## DOCUMENT PASSAGE
See the heart of that argument? You’re not worth listening to. Although Howard has no idea who is in the Vine system (She’d be surprised, I promise you.) She feels certain that if they were of the Reviewing Class they’d know they shouldn’t be speaking dismissively of her work. Because Howard was born with certain privileges she’s unaware that she can’t grant those same privileges to her book. The game has changed. The game will continue to change. The BBA’s are going to get louder before it’s done. There’s nothing unique to the book world in the desire of the upper class to stifle the voices of the lower. This is why I’ve always loved the Romance genre and it’s un-respected cousins. With respect comes an upper class. The democratization of women’s voices is lost. It’s transmuted into a new hierarchy, a new structure designed to elevate the voices of some. Look, I’ve got no problem with education for it’s own sake (some of my best friends are Rhodes Scholars). However, when we close a book, we are all equal. If you’ve studied the genre you may have a unique perspective but you are not (I am not) inherently more worthy than the other readers. It is the merit of the argument, not the merit of the presenter that should prevail.

## TASKS TO CARRY OUT
**A.** In the passage about Howard and book reviewers, why does the writer say they have always loved the Romance genre and its un-respected cousins? Answer in one to three sentences.
**B.** Carry on the passage about Howard and book reviewers from its final sentence.

## PROVIDED MATERIAL
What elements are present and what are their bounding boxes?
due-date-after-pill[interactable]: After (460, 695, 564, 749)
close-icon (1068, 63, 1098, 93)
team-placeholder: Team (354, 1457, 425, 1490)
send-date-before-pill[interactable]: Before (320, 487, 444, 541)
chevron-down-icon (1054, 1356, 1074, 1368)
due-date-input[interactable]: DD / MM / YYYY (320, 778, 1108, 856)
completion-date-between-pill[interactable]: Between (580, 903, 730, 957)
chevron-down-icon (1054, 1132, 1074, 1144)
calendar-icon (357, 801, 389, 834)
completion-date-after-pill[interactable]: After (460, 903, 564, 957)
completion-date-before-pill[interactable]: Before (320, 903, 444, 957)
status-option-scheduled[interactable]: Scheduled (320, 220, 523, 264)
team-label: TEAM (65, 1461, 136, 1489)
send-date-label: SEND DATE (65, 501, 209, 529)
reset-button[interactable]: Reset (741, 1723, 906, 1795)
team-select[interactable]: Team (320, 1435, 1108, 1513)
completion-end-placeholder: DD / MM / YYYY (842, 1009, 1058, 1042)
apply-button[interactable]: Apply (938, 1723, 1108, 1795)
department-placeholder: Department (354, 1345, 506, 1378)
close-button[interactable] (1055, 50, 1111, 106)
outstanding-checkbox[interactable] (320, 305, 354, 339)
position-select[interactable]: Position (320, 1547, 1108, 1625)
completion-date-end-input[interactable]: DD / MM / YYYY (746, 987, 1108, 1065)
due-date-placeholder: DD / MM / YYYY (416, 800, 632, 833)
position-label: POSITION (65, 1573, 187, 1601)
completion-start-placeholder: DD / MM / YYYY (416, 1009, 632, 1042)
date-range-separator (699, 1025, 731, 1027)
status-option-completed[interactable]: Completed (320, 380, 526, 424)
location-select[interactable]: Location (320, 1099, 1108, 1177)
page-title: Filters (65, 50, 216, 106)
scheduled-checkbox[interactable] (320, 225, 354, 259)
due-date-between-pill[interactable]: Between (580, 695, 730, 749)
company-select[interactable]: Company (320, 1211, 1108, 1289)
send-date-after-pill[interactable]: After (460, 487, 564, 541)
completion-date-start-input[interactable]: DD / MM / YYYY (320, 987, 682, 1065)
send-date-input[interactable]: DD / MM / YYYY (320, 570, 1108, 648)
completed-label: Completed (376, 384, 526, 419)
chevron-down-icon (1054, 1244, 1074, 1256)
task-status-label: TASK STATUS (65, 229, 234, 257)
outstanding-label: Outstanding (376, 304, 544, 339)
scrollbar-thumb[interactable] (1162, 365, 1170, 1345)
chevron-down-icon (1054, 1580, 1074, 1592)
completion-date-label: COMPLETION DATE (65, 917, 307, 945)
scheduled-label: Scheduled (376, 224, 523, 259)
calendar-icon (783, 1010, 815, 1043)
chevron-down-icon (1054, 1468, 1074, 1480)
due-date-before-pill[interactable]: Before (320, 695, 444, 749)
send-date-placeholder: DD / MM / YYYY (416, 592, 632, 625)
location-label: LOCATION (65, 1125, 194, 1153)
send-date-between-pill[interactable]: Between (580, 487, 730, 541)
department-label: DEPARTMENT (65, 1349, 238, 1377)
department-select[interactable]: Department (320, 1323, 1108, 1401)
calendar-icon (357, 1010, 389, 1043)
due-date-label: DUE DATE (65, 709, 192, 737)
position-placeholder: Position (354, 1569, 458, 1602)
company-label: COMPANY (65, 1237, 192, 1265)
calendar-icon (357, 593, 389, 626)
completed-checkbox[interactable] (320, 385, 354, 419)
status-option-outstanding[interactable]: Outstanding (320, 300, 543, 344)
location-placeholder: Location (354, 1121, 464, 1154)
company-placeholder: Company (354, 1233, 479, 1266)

## ANSWERS IN ORDER
**A.** Respect brings an upper class along with it. Once a genre gains respect, the democratization of women's voices is lost and becomes a new hierarchy built to raise some voices above others.

**B.**
When Romance begs to be respected, what do they offer but the cards of respectability? “We’re college educated!” Well, I’m not. Am I not a good flag bearer for the genre? Should my reading choices not be valued? Is my dollar less bankable? “More than half of us are in relationships!” What does that have to do with anything?  Are we diminished if not coupled with another? Will the merit of our argument rise with sexual activity? (Does the promiscuous YA teen reviewer hold more worth than the studious one? I’m just trying to grasp the metric here.) “We’re of higher than average incomes!” This box I can check. But if I were a publisher I’d value the voices of those with less income more. If I can afford to buy any book I wish, however often I wish, that’s great. It also means I have options. There’s no need for me to be loyal. Category Romance built a business on the working class woman budgeting her book expenses and dedicating them to a subscription model.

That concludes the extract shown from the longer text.